--- BEGIN Material supplied ---
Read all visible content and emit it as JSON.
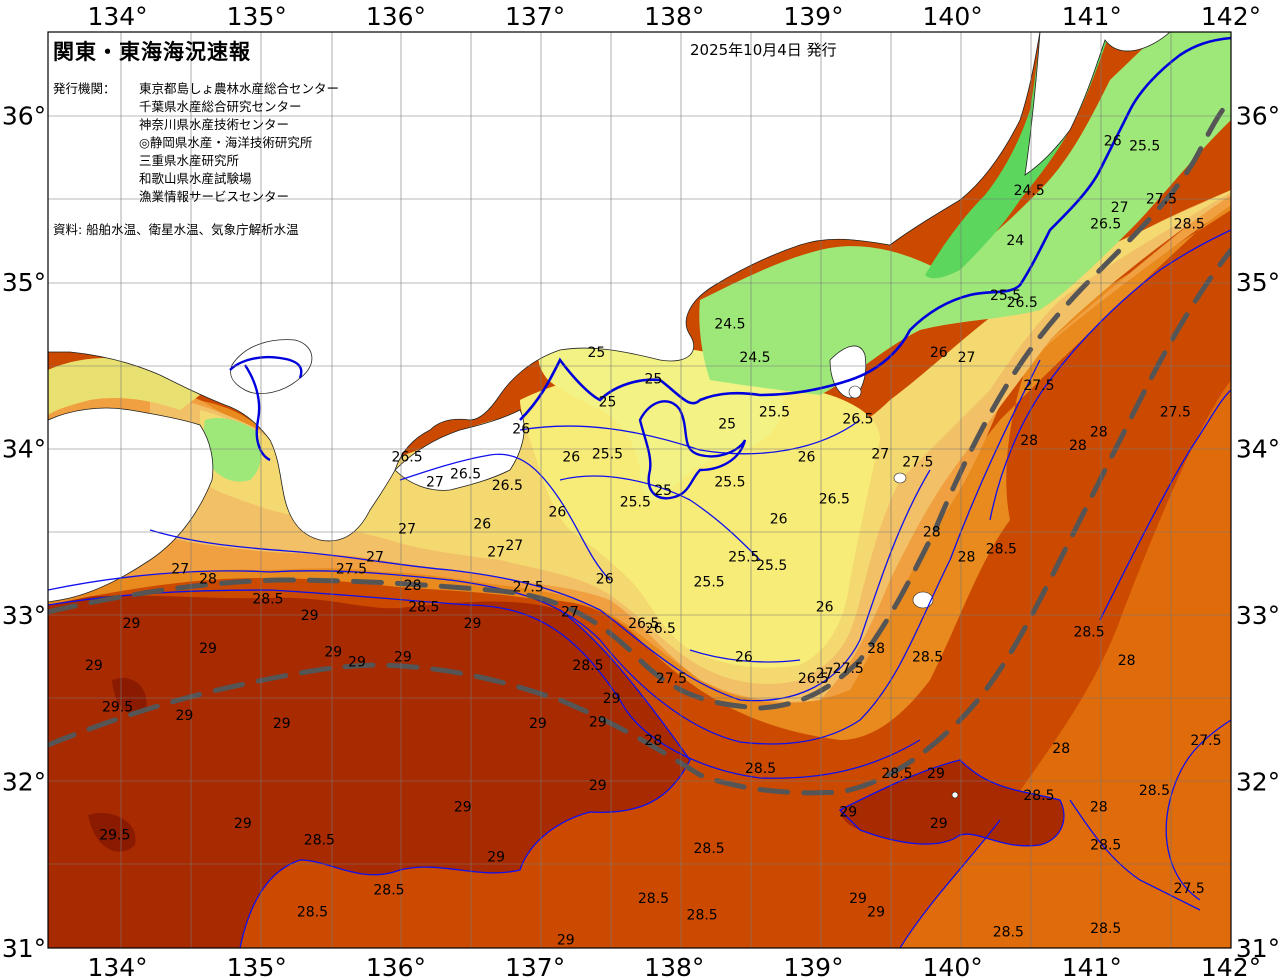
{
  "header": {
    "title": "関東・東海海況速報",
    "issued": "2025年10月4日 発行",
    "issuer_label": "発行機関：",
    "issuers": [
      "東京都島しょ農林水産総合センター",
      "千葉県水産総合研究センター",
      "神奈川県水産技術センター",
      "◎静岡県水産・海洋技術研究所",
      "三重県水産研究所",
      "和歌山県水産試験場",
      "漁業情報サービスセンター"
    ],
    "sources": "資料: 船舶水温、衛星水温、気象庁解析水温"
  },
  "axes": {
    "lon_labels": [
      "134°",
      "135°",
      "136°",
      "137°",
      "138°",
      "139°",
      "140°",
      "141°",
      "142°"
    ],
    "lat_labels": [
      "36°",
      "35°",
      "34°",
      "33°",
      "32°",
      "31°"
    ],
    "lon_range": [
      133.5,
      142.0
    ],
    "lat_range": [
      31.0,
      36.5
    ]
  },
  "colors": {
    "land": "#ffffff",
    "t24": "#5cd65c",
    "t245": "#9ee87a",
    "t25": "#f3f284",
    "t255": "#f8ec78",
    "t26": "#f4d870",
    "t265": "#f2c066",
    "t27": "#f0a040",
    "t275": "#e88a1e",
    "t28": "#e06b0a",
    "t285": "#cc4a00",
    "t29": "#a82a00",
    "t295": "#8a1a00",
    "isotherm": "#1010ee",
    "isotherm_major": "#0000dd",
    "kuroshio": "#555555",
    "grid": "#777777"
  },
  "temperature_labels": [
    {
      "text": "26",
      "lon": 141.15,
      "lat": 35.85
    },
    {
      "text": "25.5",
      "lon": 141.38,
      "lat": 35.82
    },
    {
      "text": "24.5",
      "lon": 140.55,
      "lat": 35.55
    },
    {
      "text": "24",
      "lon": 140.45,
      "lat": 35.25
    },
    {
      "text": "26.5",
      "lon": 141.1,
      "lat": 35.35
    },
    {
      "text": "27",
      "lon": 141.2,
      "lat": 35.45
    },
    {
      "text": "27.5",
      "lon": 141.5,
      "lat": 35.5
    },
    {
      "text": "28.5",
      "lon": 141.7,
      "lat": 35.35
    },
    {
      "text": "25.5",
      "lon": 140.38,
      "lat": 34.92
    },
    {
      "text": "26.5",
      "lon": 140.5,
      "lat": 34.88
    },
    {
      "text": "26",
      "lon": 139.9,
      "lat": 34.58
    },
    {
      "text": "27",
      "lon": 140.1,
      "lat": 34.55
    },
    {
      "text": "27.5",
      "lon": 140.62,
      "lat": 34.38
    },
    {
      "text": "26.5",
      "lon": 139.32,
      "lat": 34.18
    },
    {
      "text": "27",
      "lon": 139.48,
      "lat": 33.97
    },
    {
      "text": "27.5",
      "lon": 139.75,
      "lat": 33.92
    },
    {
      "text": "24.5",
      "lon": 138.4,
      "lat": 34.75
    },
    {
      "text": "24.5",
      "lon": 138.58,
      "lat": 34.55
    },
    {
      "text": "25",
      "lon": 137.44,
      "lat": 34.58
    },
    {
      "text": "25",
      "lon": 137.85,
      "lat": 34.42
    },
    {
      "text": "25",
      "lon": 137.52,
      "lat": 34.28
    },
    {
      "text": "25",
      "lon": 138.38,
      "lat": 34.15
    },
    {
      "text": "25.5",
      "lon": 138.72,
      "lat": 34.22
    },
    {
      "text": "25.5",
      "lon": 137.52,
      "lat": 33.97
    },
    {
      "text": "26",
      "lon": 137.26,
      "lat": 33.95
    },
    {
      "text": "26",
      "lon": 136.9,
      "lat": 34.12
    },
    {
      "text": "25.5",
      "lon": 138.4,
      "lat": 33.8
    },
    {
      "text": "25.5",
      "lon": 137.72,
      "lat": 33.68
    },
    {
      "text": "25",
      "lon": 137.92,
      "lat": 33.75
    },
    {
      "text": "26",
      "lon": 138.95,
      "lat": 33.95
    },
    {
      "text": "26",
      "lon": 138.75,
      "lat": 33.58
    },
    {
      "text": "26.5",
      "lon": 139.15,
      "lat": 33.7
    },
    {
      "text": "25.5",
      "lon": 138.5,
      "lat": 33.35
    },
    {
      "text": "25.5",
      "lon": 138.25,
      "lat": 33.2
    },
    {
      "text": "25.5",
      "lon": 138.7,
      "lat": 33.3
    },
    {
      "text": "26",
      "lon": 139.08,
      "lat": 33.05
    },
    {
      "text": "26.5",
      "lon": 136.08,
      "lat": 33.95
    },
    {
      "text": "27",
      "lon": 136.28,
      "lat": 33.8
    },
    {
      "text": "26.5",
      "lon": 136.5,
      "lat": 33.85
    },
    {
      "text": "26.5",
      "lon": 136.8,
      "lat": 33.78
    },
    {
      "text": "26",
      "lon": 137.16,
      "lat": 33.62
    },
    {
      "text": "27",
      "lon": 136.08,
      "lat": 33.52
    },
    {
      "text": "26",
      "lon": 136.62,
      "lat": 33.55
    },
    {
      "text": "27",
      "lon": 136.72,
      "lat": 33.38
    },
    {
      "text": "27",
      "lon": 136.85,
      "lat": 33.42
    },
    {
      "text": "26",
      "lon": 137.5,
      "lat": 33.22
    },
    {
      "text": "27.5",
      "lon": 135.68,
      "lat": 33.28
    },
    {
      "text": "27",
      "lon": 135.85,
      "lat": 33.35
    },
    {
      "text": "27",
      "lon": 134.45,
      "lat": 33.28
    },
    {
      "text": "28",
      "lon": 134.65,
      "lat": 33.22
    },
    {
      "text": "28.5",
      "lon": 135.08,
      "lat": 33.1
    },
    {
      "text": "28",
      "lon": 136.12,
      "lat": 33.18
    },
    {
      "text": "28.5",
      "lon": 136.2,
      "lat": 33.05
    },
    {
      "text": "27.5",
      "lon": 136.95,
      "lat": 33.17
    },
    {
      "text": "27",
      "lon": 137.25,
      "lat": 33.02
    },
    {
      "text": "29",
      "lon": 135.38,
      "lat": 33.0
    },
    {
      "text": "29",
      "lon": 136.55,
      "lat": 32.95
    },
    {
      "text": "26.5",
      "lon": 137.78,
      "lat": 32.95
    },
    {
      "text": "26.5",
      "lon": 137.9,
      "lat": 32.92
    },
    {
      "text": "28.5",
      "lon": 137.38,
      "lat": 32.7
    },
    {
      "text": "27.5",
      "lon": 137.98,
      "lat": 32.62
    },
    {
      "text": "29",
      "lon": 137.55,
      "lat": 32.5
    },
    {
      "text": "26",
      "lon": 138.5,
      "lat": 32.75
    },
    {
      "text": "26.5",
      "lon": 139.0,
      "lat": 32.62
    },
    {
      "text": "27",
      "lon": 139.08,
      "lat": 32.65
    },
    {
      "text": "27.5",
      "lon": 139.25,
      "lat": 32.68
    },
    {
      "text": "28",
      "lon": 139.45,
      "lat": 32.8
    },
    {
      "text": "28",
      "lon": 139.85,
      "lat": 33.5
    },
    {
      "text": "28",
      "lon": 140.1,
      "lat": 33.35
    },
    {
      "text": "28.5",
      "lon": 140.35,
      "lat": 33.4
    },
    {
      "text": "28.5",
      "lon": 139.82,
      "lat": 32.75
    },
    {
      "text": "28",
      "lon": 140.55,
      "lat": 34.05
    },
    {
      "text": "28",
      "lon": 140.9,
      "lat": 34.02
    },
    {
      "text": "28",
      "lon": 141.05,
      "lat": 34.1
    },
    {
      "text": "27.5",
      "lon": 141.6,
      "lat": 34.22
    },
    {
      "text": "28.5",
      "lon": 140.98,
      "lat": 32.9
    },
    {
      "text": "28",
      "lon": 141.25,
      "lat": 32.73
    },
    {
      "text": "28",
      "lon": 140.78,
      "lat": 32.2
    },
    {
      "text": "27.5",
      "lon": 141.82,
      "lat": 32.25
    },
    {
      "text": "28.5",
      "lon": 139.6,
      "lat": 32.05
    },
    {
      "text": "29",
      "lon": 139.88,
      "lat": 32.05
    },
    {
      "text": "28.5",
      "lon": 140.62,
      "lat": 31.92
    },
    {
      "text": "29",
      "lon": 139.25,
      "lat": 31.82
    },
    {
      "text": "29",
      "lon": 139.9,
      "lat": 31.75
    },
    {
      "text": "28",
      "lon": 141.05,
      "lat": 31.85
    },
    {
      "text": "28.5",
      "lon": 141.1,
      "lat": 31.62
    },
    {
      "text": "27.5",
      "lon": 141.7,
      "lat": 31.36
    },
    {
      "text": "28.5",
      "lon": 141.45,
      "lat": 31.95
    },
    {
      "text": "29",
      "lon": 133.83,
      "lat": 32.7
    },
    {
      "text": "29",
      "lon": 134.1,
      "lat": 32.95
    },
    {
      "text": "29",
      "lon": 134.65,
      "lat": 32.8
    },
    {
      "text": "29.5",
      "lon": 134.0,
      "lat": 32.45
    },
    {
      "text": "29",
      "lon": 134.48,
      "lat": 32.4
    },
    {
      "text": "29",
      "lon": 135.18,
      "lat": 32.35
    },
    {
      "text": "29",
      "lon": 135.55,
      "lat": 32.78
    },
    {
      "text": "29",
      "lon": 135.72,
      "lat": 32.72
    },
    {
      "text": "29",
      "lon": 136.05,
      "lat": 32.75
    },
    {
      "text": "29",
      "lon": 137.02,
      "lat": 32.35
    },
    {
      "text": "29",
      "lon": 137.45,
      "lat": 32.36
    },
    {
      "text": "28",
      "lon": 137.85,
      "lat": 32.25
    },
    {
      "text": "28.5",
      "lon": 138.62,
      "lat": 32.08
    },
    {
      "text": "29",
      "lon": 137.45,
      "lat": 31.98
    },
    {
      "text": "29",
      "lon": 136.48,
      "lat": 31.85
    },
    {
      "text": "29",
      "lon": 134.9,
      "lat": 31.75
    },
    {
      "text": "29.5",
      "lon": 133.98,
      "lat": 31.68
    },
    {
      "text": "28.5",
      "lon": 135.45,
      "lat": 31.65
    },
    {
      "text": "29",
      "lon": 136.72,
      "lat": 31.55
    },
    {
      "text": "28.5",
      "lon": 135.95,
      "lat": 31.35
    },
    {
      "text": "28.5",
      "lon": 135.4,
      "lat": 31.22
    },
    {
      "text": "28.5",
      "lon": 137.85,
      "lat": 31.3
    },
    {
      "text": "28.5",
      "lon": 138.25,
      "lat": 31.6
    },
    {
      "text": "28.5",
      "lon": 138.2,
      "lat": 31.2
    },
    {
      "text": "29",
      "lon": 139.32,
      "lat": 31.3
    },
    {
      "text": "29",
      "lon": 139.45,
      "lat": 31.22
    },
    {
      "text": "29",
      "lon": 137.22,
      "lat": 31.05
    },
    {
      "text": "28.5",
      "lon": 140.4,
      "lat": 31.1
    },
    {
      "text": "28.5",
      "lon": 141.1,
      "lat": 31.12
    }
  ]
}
--- END Material supplied ---
--- BEGIN Material supplied ---
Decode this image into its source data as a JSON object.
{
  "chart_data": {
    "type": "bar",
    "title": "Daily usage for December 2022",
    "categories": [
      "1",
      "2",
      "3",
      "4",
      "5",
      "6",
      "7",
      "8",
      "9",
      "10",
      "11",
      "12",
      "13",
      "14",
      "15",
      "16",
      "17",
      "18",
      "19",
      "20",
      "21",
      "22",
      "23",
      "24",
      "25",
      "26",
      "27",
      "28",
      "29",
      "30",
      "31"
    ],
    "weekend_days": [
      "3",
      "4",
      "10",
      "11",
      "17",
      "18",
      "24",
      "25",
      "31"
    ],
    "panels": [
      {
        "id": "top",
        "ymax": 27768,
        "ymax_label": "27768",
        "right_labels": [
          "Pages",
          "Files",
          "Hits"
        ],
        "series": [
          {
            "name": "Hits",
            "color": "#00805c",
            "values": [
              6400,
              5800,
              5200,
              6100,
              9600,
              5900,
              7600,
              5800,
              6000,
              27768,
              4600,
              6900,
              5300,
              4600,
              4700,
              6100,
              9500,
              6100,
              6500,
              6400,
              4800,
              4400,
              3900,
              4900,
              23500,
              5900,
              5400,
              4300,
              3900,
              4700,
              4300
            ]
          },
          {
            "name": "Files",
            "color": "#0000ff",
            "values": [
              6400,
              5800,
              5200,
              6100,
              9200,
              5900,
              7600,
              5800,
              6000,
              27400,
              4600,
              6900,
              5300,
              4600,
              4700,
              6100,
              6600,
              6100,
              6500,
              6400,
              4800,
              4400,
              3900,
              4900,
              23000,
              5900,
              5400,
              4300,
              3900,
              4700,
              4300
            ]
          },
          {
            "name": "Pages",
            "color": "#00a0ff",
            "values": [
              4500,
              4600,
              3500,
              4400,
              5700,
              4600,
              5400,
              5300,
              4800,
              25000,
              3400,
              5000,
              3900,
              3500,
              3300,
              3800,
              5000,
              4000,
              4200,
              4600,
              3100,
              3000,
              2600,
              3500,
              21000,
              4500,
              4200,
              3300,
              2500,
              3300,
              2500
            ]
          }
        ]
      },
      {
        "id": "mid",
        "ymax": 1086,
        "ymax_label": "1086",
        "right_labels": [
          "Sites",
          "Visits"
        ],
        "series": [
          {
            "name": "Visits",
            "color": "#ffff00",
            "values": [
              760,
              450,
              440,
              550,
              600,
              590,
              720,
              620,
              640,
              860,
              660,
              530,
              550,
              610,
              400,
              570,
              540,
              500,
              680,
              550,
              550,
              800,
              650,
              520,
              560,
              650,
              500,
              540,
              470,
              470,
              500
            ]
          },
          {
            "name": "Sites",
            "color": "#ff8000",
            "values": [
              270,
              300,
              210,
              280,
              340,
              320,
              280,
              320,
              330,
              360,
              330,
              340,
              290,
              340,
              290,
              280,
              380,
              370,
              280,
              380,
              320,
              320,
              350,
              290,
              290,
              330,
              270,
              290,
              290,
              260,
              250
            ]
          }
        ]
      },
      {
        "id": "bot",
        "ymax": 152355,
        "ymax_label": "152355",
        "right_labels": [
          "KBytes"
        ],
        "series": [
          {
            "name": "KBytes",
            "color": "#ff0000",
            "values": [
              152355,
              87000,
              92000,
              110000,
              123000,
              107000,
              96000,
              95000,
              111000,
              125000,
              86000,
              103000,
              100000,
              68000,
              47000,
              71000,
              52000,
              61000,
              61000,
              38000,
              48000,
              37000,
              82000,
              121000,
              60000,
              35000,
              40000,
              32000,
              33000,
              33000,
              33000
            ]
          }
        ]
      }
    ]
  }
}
--- END Material supplied ---
Goal of the exercise:
Look through the listing above. Pick out each line with "JSON" and copy it.

Worked answer:
Read all visible content and emit it as JSON.
Decode this image into its source data as a JSON object.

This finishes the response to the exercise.